Problem to solve: Wherever the string "Wasseranschluss" appears in a line, extract that line.

Recorded data:
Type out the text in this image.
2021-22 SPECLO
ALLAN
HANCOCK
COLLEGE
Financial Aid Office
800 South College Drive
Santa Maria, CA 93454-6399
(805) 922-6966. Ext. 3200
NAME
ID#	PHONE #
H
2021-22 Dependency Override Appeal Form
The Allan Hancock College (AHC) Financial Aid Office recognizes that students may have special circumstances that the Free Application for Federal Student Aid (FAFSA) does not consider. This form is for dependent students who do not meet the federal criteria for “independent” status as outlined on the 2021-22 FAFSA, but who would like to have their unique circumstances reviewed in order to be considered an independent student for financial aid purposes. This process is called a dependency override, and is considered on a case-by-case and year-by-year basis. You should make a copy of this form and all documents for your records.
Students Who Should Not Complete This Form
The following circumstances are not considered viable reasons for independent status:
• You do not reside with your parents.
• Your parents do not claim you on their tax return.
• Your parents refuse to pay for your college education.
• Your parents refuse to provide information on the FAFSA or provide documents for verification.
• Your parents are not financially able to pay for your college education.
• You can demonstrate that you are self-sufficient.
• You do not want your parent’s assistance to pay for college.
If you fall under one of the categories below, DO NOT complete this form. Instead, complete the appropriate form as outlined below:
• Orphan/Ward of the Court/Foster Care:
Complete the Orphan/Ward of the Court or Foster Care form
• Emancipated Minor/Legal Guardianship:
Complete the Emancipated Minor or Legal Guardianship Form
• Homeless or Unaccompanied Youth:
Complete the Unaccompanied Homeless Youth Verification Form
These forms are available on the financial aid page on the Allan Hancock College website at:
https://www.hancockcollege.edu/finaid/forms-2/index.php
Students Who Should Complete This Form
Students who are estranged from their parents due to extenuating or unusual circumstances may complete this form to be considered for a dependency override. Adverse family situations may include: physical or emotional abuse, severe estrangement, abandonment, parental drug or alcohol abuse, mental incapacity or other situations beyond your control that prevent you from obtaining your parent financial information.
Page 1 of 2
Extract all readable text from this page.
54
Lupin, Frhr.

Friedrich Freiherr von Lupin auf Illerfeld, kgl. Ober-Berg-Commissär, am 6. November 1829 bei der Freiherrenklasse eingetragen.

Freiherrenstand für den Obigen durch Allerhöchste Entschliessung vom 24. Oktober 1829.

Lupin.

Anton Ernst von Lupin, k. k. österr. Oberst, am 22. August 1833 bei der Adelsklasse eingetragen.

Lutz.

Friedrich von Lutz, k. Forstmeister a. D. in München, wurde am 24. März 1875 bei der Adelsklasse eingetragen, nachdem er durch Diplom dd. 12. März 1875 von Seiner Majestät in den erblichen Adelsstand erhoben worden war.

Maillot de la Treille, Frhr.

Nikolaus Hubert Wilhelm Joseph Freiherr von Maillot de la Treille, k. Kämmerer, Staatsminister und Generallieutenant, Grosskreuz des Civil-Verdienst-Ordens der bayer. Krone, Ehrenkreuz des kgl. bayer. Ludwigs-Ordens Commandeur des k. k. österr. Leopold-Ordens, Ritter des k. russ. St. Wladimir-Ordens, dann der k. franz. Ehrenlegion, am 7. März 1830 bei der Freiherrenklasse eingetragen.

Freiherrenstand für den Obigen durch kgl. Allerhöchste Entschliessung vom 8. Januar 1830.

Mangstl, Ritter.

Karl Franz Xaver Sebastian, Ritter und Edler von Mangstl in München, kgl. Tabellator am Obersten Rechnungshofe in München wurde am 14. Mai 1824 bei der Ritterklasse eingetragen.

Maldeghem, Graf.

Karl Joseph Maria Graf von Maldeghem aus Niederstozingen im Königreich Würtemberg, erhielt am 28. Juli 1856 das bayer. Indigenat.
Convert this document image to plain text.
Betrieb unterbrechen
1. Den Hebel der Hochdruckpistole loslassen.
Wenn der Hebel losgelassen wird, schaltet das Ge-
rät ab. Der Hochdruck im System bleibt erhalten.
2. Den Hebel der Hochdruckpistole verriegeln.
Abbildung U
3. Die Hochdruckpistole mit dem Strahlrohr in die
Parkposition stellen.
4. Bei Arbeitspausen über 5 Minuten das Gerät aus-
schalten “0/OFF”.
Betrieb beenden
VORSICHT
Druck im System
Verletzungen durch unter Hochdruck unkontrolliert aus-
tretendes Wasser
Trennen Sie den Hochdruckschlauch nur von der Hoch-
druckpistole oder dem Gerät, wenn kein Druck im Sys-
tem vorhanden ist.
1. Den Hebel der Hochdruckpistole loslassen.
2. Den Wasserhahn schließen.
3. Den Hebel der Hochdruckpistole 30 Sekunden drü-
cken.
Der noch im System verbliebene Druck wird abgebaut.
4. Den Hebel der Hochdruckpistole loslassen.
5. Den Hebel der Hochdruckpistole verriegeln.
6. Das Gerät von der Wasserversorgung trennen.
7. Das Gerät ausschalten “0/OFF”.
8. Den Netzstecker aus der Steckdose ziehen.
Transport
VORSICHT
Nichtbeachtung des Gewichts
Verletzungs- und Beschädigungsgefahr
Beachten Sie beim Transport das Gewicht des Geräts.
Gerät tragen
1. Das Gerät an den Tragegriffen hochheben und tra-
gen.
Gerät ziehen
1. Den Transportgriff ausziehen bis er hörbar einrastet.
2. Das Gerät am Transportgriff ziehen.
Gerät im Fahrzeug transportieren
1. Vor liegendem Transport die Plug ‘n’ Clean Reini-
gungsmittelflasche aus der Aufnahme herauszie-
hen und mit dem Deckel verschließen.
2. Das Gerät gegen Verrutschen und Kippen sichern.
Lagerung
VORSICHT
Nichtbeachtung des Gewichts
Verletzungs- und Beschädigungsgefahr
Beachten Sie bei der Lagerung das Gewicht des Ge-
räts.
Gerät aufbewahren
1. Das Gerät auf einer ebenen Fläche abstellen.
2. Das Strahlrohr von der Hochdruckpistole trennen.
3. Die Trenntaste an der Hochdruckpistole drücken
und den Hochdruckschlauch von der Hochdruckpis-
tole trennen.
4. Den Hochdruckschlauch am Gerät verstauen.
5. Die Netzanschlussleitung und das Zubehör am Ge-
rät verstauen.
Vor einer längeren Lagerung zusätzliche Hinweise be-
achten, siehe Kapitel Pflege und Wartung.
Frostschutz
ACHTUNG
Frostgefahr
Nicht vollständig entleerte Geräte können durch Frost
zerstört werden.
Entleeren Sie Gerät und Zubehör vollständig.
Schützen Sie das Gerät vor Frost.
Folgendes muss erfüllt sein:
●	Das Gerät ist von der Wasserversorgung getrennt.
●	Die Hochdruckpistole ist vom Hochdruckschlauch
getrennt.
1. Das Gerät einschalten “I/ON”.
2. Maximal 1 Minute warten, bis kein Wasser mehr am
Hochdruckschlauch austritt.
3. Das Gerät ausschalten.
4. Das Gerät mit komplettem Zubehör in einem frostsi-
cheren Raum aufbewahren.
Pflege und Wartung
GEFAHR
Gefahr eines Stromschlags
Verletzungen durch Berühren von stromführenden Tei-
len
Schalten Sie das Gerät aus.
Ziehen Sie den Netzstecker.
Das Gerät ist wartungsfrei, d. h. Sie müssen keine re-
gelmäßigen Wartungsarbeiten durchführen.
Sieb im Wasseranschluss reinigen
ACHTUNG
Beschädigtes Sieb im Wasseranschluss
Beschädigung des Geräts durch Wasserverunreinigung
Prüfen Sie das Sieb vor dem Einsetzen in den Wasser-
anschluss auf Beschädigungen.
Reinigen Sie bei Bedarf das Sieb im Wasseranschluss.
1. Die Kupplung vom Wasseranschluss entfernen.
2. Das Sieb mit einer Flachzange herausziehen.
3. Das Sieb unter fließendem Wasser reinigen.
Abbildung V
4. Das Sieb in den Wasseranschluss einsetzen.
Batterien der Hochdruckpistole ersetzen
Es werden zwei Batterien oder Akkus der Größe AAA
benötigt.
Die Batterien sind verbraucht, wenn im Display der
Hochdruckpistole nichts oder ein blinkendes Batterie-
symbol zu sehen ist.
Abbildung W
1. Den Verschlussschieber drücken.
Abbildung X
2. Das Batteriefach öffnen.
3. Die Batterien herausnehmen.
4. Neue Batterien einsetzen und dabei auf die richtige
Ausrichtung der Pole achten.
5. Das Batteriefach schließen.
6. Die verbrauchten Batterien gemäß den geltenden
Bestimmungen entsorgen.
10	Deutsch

Task output:
Sieb im Wasseranschluss reinigen
Beschädigtes Sieb im Wasseranschluss
Reinigen Sie bei Bedarf das Sieb im Wasseranschluss.
1. Die Kupplung vom Wasseranschluss entfernen.
4. Das Sieb in den Wasseranschluss einsetzen.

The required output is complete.